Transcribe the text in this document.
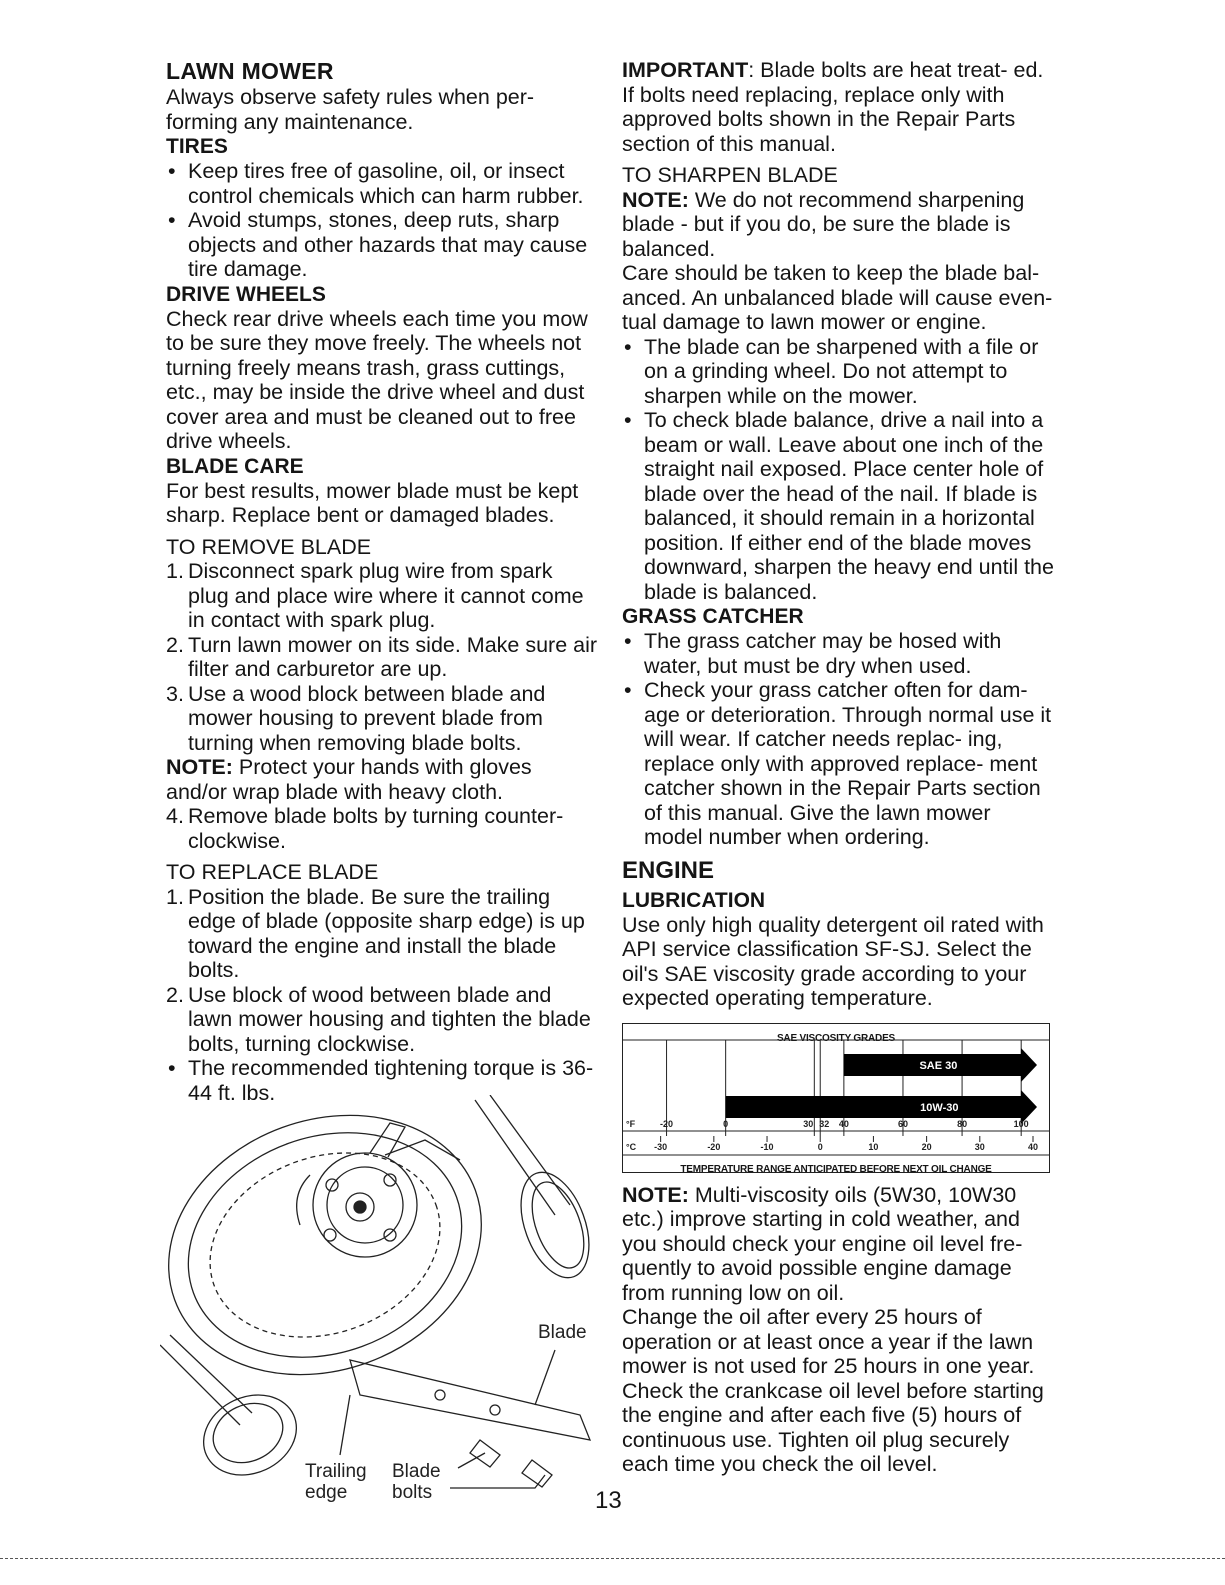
LAWN MOWER

Always observe safety rules when per- forming any maintenance.

TIRES

• Keep tires free of gasoline, oil, or insect control chemicals which can harm rubber.
• Avoid stumps, stones, deep ruts, sharp objects and other hazards that may cause tire damage.

DRIVE WHEELS

Check rear drive wheels each time you mow to be sure they move freely. The wheels not turning freely means trash, grass cuttings, etc., may be inside the drive wheel and dust cover area and must be cleaned out to free drive wheels.

BLADE CARE

For best results, mower blade must be kept sharp. Replace bent or damaged blades.

TO REMOVE BLADE

1. Disconnect spark plug wire from spark plug and place wire where it cannot come in contact with spark plug.
2. Turn lawn mower on its side. Make sure air filter and carburetor are up.
3. Use a wood block between blade and mower housing to prevent blade from turning when removing blade bolts.

NOTE: Protect your hands with gloves and/or wrap blade with heavy cloth.

4. Remove blade bolts by turning counter- clockwise.

TO REPLACE BLADE

1. Position the blade. Be sure the trailing edge of blade (opposite sharp edge) is up toward the engine and install the blade bolts.
2. Use block of wood between blade and lawn mower housing and tighten the blade bolts, turning clockwise.
• The recommended tightening torque is 36-44 ft. lbs.
Blade
Trailing
edge
Blade
bolts

IMPORTANT: Blade bolts are heat treat- ed. If bolts need replacing, replace only with approved bolts shown in the Repair Parts section of this manual.

TO SHARPEN BLADE

NOTE: We do not recommend sharpening blade - but if you do, be sure the blade is balanced.

Care should be taken to keep the blade bal- anced. An unbalanced blade will cause even- tual damage to lawn mower or engine.

• The blade can be sharpened with a file or on a grinding wheel. Do not attempt to sharpen while on the mower.
• To check blade balance, drive a nail into a beam or wall. Leave about one inch of the straight nail exposed. Place center hole of blade over the head of the nail. If blade is balanced, it should remain in a horizontal position. If either end of the blade moves downward, sharpen the heavy end until the blade is balanced.

GRASS CATCHER

• The grass catcher may be hosed with water, but must be dry when used.
• Check your grass catcher often for dam- age or deterioration. Through normal use it will wear. If catcher needs replac- ing, replace only with approved replace- ment catcher shown in the Repair Parts section of this manual. Give the lawn mower model number when ordering.

ENGINE

LUBRICATION

Use only high quality detergent oil rated with API service classification SF-SJ. Select the oil's SAE viscosity grade according to your expected operating temperature.

SAE VISCOSITY GRADES
SAE 30
10W-30
°F	-20	0	30 32 40	60	80	100
°C -30	-20	-10	0	10	20	30	40
TEMPERATURE RANGE ANTICIPATED BEFORE NEXT OIL CHANGE

NOTE: Multi-viscosity oils (5W30, 10W30 etc.) improve starting in cold weather, and you should check your engine oil level fre- quently to avoid possible engine damage from running low on oil.

Change the oil after every 25 hours of operation or at least once a year if the lawn mower is not used for 25 hours in one year.

Check the crankcase oil level before starting the engine and after each five (5) hours of continuous use. Tighten oil plug securely each time you check the oil level.

13
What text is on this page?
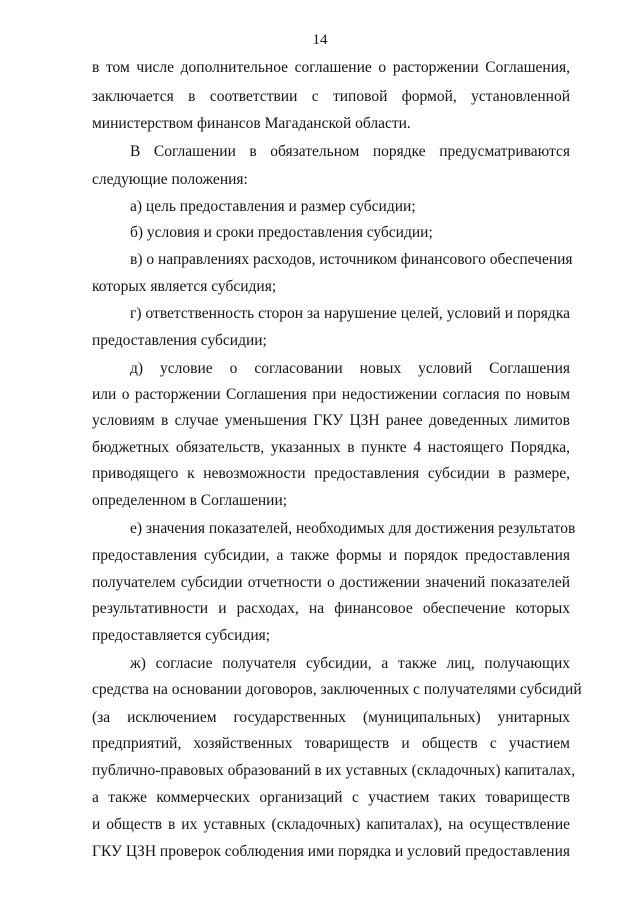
14
в том числе дополнительное соглашение о расторжении Соглашения,
заключается в соответствии с типовой формой, установленной
министерством финансов Магаданской области.
В Соглашении в обязательном порядке предусматриваются
следующие положения:
а) цель предоставления и размер субсидии;
б) условия и сроки предоставления субсидии;
в) о направлениях расходов, источником финансового обеспечения
которых является субсидия;
г) ответственность сторон за нарушение целей, условий и порядка
предоставления субсидии;
д) условие о согласовании новых условий Соглашения
или о расторжении Соглашения при недостижении согласия по новым
условиям в случае уменьшения ГКУ ЦЗН ранее доведенных лимитов
бюджетных обязательств, указанных в пункте 4 настоящего Порядка,
приводящего к невозможности предоставления субсидии в размере,
определенном в Соглашении;
е) значения показателей, необходимых для достижения результатов
предоставления субсидии, а также формы и порядок предоставления
получателем субсидии отчетности о достижении значений показателей
результативности и расходах, на финансовое обеспечение которых
предоставляется субсидия;
ж) согласие получателя субсидии, а также лиц, получающих
средства на основании договоров, заключенных с получателями субсидий
(за исключением государственных (муниципальных) унитарных
предприятий, хозяйственных товариществ и обществ с участием
публично-правовых образований в их уставных (складочных) капиталах,
а также коммерческих организаций с участием таких товариществ
и обществ в их уставных (складочных) капиталах), на осуществление
ГКУ ЦЗН проверок соблюдения ими порядка и условий предоставления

————————

◆ **Exercise goal**:
Where a line of the records above holds the word "level", copy that line.

◆ **Answer to the exercise**:
NOTE: Multi-viscosity oils (5W30, 10W30 etc.) improve starting in cold weather, and you should check your engine oil level fre- quently to avoid possible engine damage from running low on oil.
Check the crankcase oil level before starting the engine and after each five (5) hours of continuous use. Tighten oil plug securely each time you check the oil level.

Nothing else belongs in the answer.